• GIVEN INSTRUCTION:
Switch "stacked-bar" to "stacked-column" in the records from the first line up to and including the line with "segment-bottom-lavender bbox=[324, 484, 357, 536]". Write out only those lines, leaving everything else in them unchanged.

• DATASET ENTRIES:
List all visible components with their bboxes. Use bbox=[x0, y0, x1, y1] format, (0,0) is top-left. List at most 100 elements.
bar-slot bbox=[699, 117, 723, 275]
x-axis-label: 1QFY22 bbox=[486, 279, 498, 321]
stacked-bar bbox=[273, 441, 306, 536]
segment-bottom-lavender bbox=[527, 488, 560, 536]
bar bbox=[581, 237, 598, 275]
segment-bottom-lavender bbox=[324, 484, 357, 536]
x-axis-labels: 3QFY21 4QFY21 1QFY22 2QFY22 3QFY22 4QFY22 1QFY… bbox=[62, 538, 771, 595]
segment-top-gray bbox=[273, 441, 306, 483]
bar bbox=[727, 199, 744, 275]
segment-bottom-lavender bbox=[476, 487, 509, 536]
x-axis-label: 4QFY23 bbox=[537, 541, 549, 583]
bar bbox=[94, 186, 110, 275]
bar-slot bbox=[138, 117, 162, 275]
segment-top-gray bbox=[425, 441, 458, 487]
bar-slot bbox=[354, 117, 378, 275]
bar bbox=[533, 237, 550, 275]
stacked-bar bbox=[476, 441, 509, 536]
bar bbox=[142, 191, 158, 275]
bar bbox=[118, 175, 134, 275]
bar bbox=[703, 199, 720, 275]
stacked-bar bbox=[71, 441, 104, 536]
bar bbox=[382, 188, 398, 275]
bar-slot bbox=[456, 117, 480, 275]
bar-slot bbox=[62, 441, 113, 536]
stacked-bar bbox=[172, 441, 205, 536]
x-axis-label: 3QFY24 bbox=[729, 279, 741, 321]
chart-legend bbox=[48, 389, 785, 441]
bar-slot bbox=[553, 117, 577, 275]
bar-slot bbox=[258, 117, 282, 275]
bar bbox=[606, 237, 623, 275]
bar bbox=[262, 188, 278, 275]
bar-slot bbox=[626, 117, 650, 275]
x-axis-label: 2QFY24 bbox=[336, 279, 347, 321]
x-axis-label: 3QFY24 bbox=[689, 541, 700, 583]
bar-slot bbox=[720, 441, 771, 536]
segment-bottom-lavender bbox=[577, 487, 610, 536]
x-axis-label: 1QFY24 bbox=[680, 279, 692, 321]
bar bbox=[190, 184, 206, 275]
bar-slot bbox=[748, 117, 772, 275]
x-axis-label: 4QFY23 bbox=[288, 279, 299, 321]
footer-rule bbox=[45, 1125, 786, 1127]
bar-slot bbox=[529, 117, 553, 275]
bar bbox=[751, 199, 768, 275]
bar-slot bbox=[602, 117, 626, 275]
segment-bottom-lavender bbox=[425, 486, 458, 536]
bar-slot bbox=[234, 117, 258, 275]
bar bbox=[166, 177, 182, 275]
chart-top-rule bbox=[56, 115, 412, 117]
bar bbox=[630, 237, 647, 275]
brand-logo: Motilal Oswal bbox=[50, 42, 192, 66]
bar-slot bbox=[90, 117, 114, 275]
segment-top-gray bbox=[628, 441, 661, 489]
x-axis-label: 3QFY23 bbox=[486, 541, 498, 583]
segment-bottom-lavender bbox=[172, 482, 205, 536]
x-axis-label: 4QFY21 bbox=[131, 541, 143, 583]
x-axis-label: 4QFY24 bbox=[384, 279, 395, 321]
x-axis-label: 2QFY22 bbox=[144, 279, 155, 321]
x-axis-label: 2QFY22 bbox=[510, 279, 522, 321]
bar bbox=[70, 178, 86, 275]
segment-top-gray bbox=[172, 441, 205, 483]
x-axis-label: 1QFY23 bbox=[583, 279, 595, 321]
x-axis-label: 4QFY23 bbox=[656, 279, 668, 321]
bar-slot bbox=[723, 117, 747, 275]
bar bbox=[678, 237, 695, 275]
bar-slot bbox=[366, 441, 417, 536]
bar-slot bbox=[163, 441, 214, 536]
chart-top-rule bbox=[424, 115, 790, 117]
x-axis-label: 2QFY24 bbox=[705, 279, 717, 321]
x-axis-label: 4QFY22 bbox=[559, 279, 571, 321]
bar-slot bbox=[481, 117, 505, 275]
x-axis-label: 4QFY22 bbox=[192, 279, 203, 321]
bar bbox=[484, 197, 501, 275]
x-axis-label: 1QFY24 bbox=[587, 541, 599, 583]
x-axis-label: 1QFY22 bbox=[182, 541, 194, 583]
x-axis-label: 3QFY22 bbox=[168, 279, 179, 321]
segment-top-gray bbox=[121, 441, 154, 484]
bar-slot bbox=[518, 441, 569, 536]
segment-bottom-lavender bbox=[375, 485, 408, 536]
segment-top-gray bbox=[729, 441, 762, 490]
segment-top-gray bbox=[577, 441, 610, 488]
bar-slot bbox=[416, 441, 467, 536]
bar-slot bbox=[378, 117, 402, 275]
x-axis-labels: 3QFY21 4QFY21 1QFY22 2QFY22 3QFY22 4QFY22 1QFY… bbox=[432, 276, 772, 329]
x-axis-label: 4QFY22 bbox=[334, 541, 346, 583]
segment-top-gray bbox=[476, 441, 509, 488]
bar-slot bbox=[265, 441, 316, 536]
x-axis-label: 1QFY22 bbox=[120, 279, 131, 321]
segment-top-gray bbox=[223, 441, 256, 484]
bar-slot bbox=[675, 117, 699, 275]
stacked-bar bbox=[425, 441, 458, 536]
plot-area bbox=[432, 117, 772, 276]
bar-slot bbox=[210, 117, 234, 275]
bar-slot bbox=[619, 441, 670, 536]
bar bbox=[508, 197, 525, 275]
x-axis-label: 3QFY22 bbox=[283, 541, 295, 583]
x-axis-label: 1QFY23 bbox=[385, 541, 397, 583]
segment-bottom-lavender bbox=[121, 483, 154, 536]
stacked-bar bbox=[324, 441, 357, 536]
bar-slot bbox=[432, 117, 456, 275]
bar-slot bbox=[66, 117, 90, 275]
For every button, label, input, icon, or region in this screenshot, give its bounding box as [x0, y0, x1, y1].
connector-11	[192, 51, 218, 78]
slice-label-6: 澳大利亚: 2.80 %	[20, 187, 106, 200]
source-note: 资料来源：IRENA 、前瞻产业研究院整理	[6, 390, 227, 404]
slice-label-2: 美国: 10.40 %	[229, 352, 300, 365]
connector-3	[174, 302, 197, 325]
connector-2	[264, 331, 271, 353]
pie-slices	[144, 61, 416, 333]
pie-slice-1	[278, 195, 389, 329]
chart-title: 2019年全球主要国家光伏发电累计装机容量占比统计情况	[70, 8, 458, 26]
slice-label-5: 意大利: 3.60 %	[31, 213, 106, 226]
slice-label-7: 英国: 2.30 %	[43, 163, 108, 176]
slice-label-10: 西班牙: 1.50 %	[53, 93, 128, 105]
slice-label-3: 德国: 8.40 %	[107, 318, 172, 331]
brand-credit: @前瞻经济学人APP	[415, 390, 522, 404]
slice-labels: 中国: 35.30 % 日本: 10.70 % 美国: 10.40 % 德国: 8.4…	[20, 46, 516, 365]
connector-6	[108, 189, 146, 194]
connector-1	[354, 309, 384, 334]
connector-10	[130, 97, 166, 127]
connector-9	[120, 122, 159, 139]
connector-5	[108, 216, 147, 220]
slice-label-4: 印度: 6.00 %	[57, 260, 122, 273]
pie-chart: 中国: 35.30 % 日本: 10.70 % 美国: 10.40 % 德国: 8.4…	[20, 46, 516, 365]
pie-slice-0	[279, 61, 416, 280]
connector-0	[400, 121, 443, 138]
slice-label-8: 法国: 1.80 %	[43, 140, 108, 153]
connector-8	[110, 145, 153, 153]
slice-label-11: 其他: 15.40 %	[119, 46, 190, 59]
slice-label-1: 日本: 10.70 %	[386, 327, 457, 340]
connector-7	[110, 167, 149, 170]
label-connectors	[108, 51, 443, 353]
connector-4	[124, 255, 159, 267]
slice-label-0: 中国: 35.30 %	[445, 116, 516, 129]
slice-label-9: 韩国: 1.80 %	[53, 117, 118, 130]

• COMPLETE ANSWER:
List all visible components with their bboxes. Use bbox=[x0, y0, x1, y1] format, (0,0) is top-left. List at most 100 elements.
bar-slot bbox=[699, 117, 723, 275]
x-axis-label: 1QFY22 bbox=[486, 279, 498, 321]
stacked-column bbox=[273, 441, 306, 536]
segment-bottom-lavender bbox=[527, 488, 560, 536]
bar bbox=[581, 237, 598, 275]
segment-bottom-lavender bbox=[324, 484, 357, 536]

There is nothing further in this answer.